Copy out, unchanged, the entries below from the first line through the line containing "bp-bar [858,254,861,353]", including both of those lines.

● ● ● ●

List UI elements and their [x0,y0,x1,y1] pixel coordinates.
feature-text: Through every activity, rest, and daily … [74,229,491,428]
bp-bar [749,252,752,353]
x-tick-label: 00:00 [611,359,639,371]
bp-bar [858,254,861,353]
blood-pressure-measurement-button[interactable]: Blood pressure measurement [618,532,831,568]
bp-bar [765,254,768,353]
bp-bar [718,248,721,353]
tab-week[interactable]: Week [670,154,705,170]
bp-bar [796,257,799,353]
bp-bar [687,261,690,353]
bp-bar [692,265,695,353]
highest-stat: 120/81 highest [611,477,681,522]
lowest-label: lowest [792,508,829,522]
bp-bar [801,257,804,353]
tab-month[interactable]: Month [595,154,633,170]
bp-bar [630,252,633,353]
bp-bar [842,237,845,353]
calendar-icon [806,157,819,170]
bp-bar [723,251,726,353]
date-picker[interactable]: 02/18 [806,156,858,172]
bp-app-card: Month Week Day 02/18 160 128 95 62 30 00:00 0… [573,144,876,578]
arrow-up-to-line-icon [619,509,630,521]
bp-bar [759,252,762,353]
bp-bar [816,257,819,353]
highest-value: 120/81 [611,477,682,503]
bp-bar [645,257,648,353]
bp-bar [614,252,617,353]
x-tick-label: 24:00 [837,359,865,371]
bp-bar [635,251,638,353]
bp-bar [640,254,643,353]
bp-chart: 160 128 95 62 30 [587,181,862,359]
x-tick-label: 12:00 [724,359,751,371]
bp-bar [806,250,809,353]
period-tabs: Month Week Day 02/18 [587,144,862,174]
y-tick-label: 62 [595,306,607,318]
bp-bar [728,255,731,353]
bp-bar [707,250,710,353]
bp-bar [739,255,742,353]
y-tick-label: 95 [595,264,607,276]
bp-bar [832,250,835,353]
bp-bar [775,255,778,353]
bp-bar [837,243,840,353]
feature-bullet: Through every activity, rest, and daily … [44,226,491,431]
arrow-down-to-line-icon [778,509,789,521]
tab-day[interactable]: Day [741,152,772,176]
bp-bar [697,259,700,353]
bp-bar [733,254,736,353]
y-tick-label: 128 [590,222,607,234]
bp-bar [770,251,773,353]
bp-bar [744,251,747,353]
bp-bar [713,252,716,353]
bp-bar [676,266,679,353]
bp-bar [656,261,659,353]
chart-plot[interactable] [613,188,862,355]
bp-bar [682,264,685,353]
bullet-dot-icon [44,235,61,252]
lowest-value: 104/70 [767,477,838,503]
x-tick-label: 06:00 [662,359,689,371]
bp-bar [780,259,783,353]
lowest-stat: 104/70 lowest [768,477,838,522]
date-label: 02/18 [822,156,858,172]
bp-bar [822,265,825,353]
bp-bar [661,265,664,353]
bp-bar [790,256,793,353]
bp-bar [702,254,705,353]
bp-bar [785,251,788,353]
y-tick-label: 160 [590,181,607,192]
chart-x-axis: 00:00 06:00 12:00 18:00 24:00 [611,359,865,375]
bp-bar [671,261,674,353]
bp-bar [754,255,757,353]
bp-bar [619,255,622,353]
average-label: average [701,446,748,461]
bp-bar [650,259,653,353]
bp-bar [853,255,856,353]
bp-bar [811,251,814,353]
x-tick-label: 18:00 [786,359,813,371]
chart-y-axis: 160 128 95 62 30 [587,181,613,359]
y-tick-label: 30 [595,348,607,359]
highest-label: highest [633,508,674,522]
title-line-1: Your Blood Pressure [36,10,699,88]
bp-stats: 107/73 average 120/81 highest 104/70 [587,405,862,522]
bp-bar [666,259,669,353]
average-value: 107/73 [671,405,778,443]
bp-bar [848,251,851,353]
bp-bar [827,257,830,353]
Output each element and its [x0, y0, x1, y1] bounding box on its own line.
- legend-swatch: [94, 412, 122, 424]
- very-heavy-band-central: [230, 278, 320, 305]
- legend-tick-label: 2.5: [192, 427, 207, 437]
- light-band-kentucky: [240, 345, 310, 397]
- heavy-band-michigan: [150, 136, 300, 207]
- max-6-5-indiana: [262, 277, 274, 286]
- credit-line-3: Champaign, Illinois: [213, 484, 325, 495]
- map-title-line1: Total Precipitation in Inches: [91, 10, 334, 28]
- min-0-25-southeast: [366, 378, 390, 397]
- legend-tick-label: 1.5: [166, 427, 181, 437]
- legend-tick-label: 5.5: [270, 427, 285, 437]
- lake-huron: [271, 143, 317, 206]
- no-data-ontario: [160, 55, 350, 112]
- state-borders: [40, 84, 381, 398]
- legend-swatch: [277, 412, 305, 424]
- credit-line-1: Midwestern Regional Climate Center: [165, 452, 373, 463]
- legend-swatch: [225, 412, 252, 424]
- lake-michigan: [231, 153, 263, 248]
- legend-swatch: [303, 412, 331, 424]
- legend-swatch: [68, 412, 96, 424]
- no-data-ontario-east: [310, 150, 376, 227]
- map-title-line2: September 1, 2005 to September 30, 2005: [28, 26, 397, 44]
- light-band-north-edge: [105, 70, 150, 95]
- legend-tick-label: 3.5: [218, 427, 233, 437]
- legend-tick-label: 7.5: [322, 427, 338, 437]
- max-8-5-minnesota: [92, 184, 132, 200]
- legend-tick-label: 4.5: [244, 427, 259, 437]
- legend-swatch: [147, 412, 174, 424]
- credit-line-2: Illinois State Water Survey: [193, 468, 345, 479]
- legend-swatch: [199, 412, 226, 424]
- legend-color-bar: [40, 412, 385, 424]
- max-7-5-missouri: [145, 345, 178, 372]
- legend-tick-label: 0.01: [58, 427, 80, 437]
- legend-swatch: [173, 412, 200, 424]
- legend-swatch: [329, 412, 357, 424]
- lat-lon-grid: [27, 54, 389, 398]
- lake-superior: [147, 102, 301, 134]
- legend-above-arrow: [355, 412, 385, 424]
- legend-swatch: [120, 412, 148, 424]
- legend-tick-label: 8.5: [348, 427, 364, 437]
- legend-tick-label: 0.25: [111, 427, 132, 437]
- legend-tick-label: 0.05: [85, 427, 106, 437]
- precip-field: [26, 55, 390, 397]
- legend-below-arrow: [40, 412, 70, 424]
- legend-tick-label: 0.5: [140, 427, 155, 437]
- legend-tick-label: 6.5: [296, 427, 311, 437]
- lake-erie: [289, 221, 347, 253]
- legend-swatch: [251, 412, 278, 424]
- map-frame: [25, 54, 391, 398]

● ● ● ●

• [Answer to this task]:
List UI elements and their [x0,y0,x1,y1] pixel coordinates.
feature-text: Through every activity, rest, and daily … [74,229,491,428]
bp-bar [749,252,752,353]
x-tick-label: 00:00 [611,359,639,371]
bp-bar [858,254,861,353]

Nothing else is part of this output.